### [Request a]
In the article on Canadian oil and gas emissions, what level did those emissions fall to in 2021?

### [Page extract]
This is huge news, given that emissions in Canada’s oil and gas industry now seem to be “decoupling” from production.

A few months prior, The Globe and Mail reported on one of the biggest news stories in Canada you probably haven’t heard about, stating [2]:

Greenhouse gas emissions from the oil and gas industry peaked eight years ago. They have since fallen 7 per cent. But emissions didn’t fall because the production of oil and gas fell. It rose 16 per cent, to record levels, as emissions declined.

According to official climate data, Canadian oil and gas emissions peaked in 2015 at 203 megatonnes (MT), dropping to 189 MT in 2021. During the same time, oil output grew to nearly five million bpd from less than four, while natural gas production also increased while setting a new record high production level in 2022 [3].

The Globe and Mail credits the drop to a push by Canada and the U.S. to reduce methane emissions from oil and gas production back in 2016, labelling the gas as especially potent.

Oil Sands a Go-To Supply Source

The proof is in the pudding.

For the oil sands, the progress on decoupling emissions from production is proof that Canada should be a go-to choice for the world’s future energy needs.

News of reduced oil and gas emissions in Canada despite increased production comes not long after multi-billion dollar net zero commitments from oil sands companies. Oil sands producers, which account for more than 95% of production, plan on achieving this goal by a variety of methods including (but not limited to):

> The deployment of existing and emerging GHG reduction technologies

> Development of an extensive carbon capture, utilization and storage network

> Collaboration between industry and government to support emission-reducing projects and infrastructure

> Development and deployment of new cleantech and innovations such as small modular nuclear reactors, direct air capture and next-gen recovery technologies

Global Oil Demand is Rising

global oil demand hits record levels in june 2023 at 103 million barrels per day

All this effort by oil sands producers comes amid growing worldwide consumption, positioning Canada’s oil and natural gas industry as a preferred supply source for its allies and trade partners.

According to the International Energy Agency’s (IEA) latest oil report, world oil demand reached a record high of 103 million bpd in June 2023 and could yet see another peak in August [4].

The IEA also said a few months prior that global oil demand would rise 6% to 105.7 million bpd through 2022-2028, with a final peak in sight this decade [5].

### [Rows]
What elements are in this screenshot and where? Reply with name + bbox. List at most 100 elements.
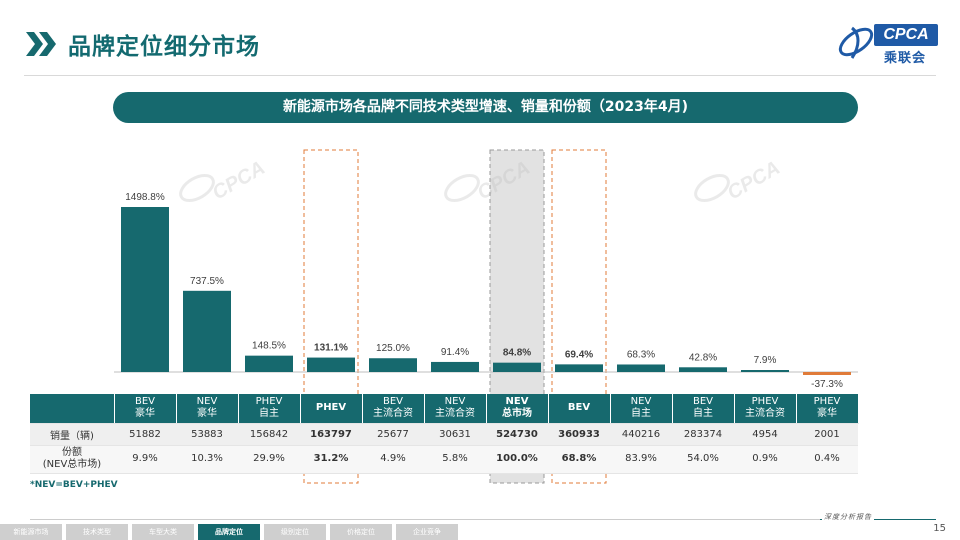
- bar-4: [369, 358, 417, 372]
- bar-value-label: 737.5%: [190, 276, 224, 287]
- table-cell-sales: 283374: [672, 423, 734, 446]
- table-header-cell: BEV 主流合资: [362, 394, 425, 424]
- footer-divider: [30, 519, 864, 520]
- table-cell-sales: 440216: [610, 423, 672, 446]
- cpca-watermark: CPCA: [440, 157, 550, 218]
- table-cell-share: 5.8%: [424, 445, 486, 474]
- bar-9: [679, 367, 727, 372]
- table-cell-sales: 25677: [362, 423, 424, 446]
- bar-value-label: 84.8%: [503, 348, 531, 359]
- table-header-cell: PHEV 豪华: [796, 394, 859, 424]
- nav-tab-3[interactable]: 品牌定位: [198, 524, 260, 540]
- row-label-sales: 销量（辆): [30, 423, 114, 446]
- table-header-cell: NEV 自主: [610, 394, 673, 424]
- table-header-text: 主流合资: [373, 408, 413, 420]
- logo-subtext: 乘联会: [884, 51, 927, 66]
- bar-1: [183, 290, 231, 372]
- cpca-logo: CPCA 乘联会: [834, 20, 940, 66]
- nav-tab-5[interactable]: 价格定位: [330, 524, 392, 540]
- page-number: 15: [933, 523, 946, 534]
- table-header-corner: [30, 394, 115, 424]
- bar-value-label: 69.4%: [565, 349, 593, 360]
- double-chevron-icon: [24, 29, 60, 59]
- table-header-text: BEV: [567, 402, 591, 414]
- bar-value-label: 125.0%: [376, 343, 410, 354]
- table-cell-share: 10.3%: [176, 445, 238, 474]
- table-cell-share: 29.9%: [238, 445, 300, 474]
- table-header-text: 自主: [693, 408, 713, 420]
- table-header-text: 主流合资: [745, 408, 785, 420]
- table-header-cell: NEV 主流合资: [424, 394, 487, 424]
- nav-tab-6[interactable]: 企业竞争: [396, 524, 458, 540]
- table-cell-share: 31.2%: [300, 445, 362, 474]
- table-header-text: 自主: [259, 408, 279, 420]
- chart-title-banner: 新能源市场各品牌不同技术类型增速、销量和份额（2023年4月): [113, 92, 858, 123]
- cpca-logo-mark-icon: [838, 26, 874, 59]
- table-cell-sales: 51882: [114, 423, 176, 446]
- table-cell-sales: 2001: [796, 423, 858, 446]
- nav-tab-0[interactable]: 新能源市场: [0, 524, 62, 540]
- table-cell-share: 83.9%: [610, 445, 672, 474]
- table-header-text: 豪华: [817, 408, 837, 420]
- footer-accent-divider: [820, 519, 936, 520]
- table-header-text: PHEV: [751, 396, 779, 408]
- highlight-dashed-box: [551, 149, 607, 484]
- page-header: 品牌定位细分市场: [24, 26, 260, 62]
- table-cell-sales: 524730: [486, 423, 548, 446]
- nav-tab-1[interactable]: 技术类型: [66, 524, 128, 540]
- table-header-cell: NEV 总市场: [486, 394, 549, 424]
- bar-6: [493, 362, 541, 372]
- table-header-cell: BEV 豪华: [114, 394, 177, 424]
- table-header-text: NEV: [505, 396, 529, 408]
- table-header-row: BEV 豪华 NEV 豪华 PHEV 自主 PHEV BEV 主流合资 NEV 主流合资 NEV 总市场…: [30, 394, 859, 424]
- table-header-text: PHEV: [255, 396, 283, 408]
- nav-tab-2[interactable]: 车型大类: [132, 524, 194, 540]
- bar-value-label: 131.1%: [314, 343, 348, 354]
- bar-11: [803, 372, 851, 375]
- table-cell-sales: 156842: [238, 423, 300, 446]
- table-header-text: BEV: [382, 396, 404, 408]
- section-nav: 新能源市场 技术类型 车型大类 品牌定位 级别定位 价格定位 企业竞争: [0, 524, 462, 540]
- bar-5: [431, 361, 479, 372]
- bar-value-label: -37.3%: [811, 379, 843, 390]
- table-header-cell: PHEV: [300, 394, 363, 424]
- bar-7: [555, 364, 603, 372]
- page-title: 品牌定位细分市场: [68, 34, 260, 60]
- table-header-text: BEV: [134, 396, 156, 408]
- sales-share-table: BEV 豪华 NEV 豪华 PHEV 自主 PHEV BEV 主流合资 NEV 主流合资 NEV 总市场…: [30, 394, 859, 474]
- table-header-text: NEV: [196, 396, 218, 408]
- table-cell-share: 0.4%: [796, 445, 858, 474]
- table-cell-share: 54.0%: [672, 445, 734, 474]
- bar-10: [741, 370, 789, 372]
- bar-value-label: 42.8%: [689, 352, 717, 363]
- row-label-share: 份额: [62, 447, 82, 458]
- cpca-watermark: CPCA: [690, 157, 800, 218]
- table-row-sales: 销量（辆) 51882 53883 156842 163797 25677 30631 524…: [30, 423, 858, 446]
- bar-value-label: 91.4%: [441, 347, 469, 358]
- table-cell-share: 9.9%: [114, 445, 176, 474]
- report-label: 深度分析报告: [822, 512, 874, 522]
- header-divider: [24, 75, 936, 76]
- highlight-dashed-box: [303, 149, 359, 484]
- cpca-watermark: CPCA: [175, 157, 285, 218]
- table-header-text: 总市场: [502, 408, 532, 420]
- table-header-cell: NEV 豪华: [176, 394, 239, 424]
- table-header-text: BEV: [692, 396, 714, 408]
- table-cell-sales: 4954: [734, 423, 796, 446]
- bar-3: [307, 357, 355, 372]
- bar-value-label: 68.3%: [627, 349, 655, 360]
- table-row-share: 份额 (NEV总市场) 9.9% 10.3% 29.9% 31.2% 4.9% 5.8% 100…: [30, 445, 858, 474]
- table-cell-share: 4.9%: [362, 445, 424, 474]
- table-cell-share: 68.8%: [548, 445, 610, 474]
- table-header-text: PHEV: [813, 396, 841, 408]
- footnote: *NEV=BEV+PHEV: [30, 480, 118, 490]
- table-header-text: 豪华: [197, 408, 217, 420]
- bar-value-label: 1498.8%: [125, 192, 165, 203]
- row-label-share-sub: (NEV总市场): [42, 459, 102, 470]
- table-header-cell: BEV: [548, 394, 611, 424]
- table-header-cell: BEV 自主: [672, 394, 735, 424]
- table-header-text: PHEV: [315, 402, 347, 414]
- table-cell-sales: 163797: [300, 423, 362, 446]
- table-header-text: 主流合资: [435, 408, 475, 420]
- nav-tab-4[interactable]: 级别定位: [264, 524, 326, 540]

### [Request b]
In the records, lay out the lines from the one containing "- bar-4: [369, 358, 417, 372]" through the one containing "- cpca-watermark: CPCA: [440, 157, 550, 218]" as a JSON list of strings, one string per line.

### [Exercise output a]
189 megatonnes (MT)

### [Exercise output b]
[
  "- bar-4: [369, 358, 417, 372]",
  "- bar-value-label: 737.5%: [190, 276, 224, 287]",
  "- table-cell-sales: 283374: [672, 423, 734, 446]",
  "- table-header-cell: BEV 主流合资: [362, 394, 425, 424]",
  "- footer-divider: [30, 519, 864, 520]",
  "- table-cell-sales: 440216: [610, 423, 672, 446]",
  "- cpca-watermark: CPCA: [440, 157, 550, 218]"
]